* [Required work] Copy out the whole listing exactly as written, leaving the pictures behind.
+ + + + + + +
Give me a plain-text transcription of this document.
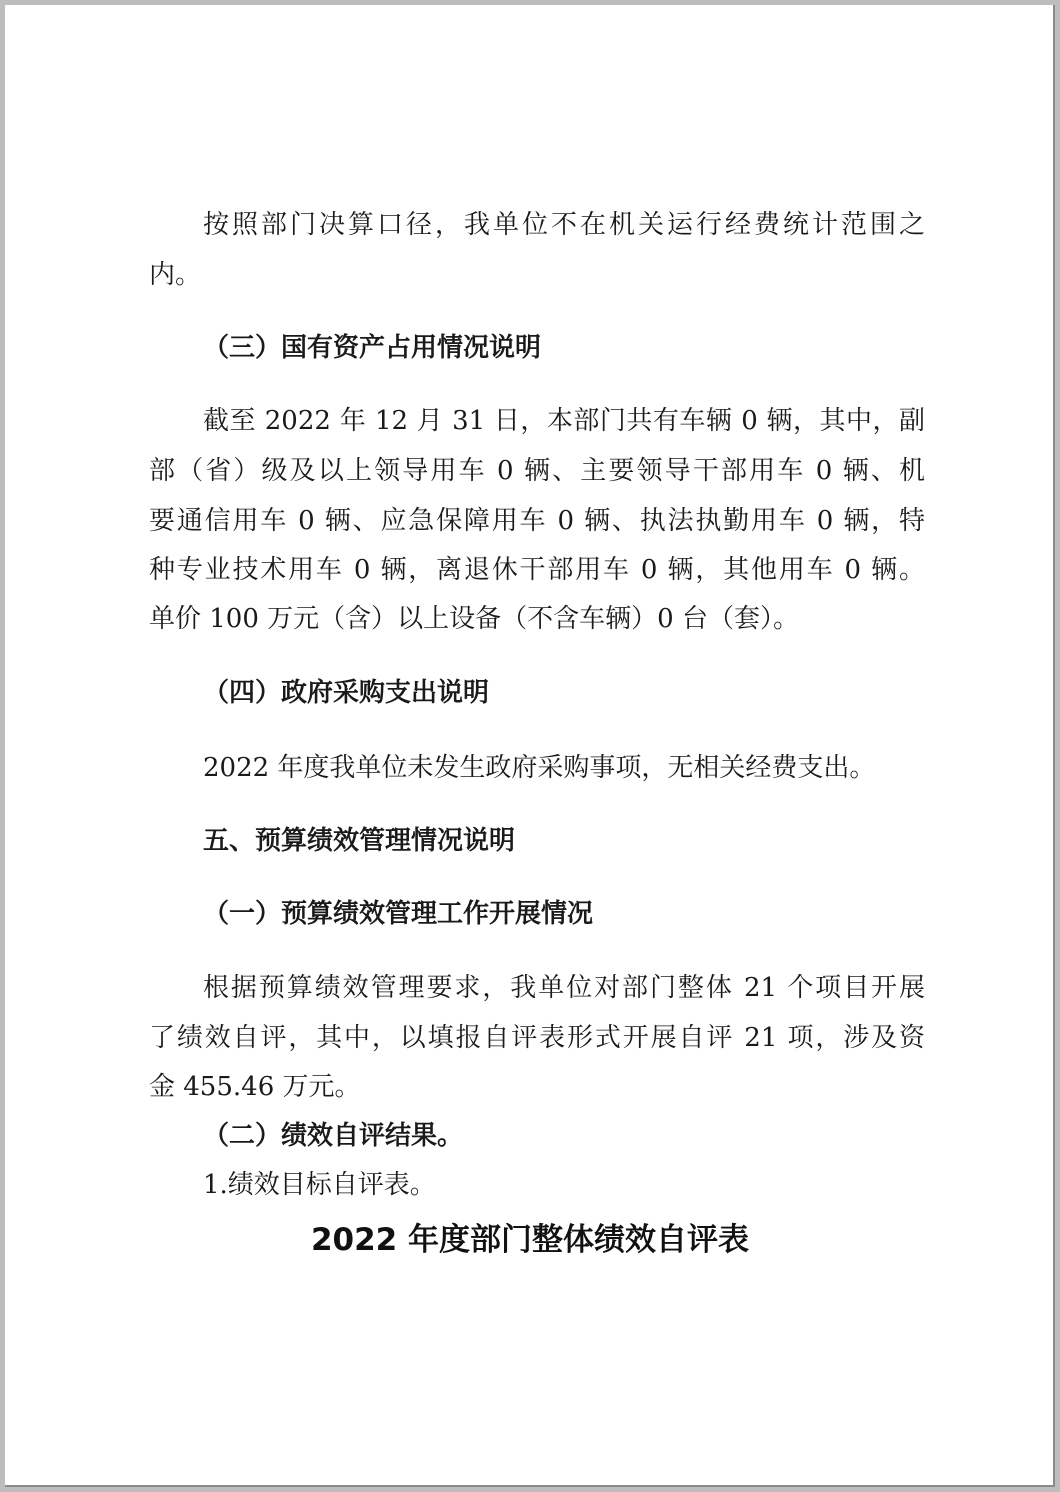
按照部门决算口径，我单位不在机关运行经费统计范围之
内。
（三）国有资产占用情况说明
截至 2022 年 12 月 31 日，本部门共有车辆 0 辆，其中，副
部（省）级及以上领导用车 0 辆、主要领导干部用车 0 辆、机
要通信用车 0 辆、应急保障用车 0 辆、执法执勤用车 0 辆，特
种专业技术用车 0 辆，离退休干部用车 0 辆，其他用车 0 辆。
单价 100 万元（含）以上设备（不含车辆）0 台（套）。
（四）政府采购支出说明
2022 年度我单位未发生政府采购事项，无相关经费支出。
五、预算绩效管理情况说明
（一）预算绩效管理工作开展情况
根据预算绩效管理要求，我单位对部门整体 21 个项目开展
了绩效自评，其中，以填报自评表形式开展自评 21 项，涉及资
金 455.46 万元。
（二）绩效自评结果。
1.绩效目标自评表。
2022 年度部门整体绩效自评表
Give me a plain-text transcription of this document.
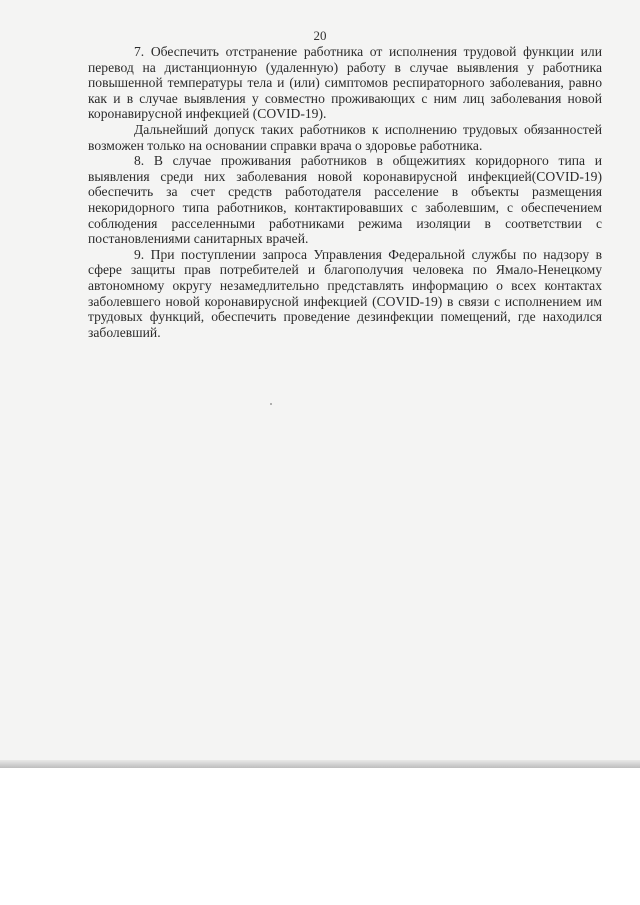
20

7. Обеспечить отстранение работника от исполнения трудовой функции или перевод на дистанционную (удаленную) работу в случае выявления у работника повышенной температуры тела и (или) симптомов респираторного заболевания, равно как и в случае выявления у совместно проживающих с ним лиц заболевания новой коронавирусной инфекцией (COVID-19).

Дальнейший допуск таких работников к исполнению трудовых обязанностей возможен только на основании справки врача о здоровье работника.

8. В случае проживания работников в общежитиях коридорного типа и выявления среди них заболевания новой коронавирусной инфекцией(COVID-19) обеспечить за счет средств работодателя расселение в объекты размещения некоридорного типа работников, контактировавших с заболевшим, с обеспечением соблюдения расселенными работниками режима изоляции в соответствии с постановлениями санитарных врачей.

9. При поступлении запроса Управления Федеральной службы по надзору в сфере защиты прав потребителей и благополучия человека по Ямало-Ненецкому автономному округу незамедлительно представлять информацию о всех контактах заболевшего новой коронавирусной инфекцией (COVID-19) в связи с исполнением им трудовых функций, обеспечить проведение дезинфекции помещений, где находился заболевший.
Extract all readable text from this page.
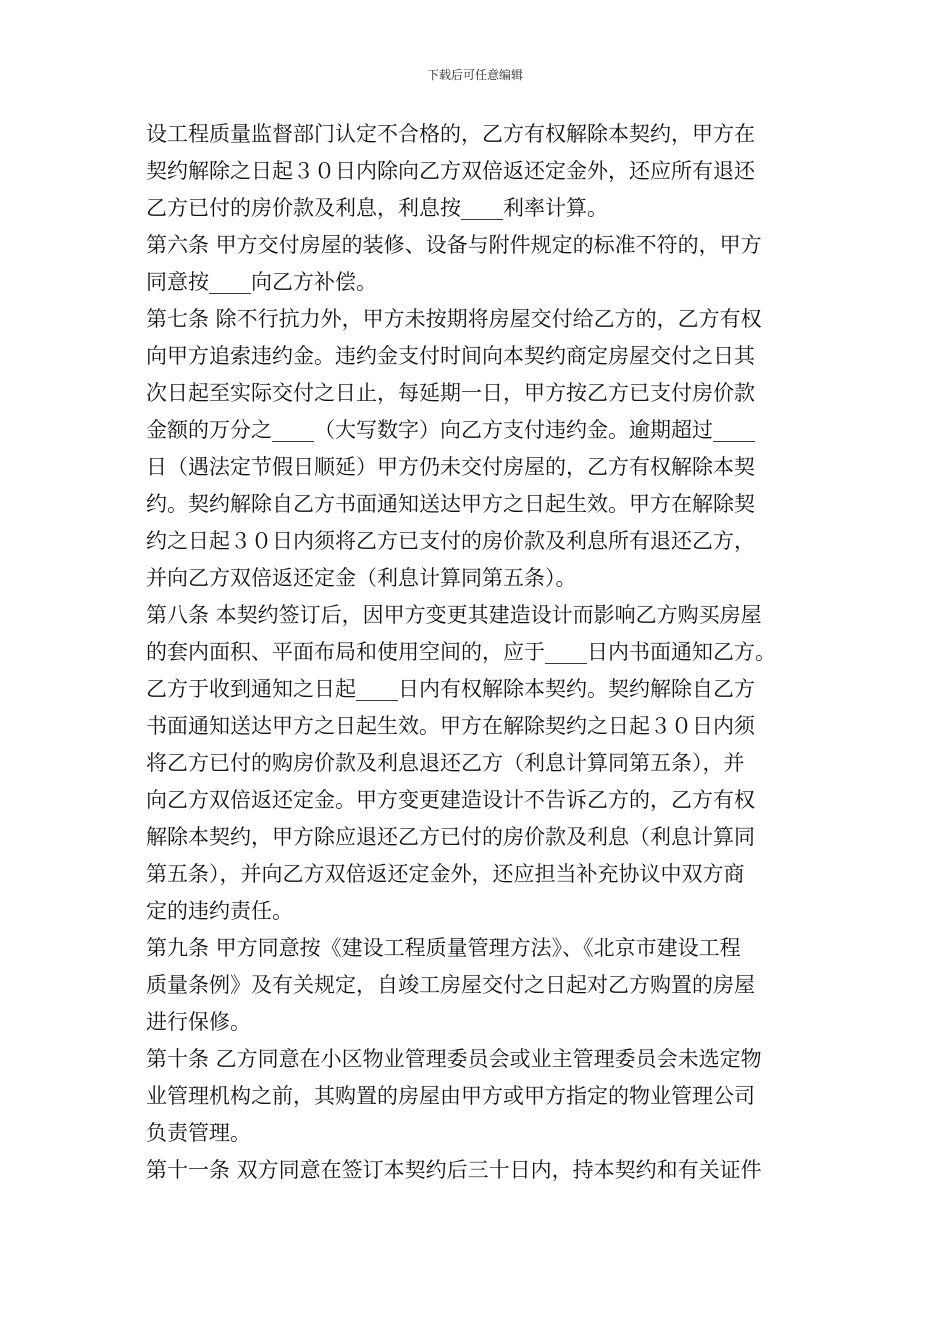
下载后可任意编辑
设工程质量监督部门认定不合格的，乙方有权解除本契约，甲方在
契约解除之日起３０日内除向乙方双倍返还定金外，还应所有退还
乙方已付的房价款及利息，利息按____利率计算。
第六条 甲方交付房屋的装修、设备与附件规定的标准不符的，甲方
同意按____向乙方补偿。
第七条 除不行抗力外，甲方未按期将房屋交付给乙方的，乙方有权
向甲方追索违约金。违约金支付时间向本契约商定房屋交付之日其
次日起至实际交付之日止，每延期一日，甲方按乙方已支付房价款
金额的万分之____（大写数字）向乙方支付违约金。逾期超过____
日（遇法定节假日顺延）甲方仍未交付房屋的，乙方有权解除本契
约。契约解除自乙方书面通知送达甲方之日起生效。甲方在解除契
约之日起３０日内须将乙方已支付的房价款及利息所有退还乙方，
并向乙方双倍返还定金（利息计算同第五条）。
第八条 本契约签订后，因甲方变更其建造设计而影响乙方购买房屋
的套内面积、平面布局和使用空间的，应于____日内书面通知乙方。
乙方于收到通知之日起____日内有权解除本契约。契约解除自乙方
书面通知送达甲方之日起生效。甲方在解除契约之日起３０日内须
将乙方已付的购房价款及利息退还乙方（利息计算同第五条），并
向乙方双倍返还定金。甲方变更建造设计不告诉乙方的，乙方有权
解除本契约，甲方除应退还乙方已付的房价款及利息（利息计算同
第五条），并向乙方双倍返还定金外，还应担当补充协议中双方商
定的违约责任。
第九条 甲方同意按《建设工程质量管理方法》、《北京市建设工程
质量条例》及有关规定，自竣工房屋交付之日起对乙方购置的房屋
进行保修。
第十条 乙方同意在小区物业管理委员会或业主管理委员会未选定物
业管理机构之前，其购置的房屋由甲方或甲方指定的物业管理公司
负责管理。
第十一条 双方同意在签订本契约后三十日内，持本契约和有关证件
+ + + + + + +
* [Complete response]
Give me a plain-text transcription of this document.
按照部门决算口径，我单位不在机关运行经费统计范围之
内。
（三）国有资产占用情况说明
截至 2022 年 12 月 31 日，本部门共有车辆 0 辆，其中，副
部（省）级及以上领导用车 0 辆、主要领导干部用车 0 辆、机
要通信用车 0 辆、应急保障用车 0 辆、执法执勤用车 0 辆，特
种专业技术用车 0 辆，离退休干部用车 0 辆，其他用车 0 辆。
单价 100 万元（含）以上设备（不含车辆）0 台（套）。
（四）政府采购支出说明
2022 年度我单位未发生政府采购事项，无相关经费支出。
五、预算绩效管理情况说明
（一）预算绩效管理工作开展情况
根据预算绩效管理要求，我单位对部门整体 21 个项目开展
了绩效自评，其中，以填报自评表形式开展自评 21 项，涉及资
金 455.46 万元。
（二）绩效自评结果。
1.绩效目标自评表。
2022 年度部门整体绩效自评表
Give me a plain-text transcription of this document.
20

7. Обеспечить отстранение работника от исполнения трудовой функции или перевод на дистанционную (удаленную) работу в случае выявления у работника повышенной температуры тела и (или) симптомов респираторного заболевания, равно как и в случае выявления у совместно проживающих с ним лиц заболевания новой коронавирусной инфекцией (COVID-19).

Дальнейший допуск таких работников к исполнению трудовых обязанностей возможен только на основании справки врача о здоровье работника.

8. В случае проживания работников в общежитиях коридорного типа и выявления среди них заболевания новой коронавирусной инфекцией(COVID-19) обеспечить за счет средств работодателя расселение в объекты размещения некоридорного типа работников, контактировавших с заболевшим, с обеспечением соблюдения расселенными работниками режима изоляции в соответствии с постановлениями санитарных врачей.

9. При поступлении запроса Управления Федеральной службы по надзору в сфере защиты прав потребителей и благополучия человека по Ямало-Ненецкому автономному округу незамедлительно представлять информацию о всех контактах заболевшего новой коронавирусной инфекцией (COVID-19) в связи с исполнением им трудовых функций, обеспечить проведение дезинфекции помещений, где находился заболевший.
Extract all readable text from this page.
下载后可任意编辑
设工程质量监督部门认定不合格的，乙方有权解除本契约，甲方在
契约解除之日起３０日内除向乙方双倍返还定金外，还应所有退还
乙方已付的房价款及利息，利息按____利率计算。
第六条 甲方交付房屋的装修、设备与附件规定的标准不符的，甲方
同意按____向乙方补偿。
第七条 除不行抗力外，甲方未按期将房屋交付给乙方的，乙方有权
向甲方追索违约金。违约金支付时间向本契约商定房屋交付之日其
次日起至实际交付之日止，每延期一日，甲方按乙方已支付房价款
金额的万分之____（大写数字）向乙方支付违约金。逾期超过____
日（遇法定节假日顺延）甲方仍未交付房屋的，乙方有权解除本契
约。契约解除自乙方书面通知送达甲方之日起生效。甲方在解除契
约之日起３０日内须将乙方已支付的房价款及利息所有退还乙方，
并向乙方双倍返还定金（利息计算同第五条）。
第八条 本契约签订后，因甲方变更其建造设计而影响乙方购买房屋
的套内面积、平面布局和使用空间的，应于____日内书面通知乙方。
乙方于收到通知之日起____日内有权解除本契约。契约解除自乙方
书面通知送达甲方之日起生效。甲方在解除契约之日起３０日内须
将乙方已付的购房价款及利息退还乙方（利息计算同第五条），并
向乙方双倍返还定金。甲方变更建造设计不告诉乙方的，乙方有权
解除本契约，甲方除应退还乙方已付的房价款及利息（利息计算同
第五条），并向乙方双倍返还定金外，还应担当补充协议中双方商
定的违约责任。
第九条 甲方同意按《建设工程质量管理方法》、《北京市建设工程
质量条例》及有关规定，自竣工房屋交付之日起对乙方购置的房屋
进行保修。
第十条 乙方同意在小区物业管理委员会或业主管理委员会未选定物
业管理机构之前，其购置的房屋由甲方或甲方指定的物业管理公司
负责管理。
第十一条 双方同意在签订本契约后三十日内，持本契约和有关证件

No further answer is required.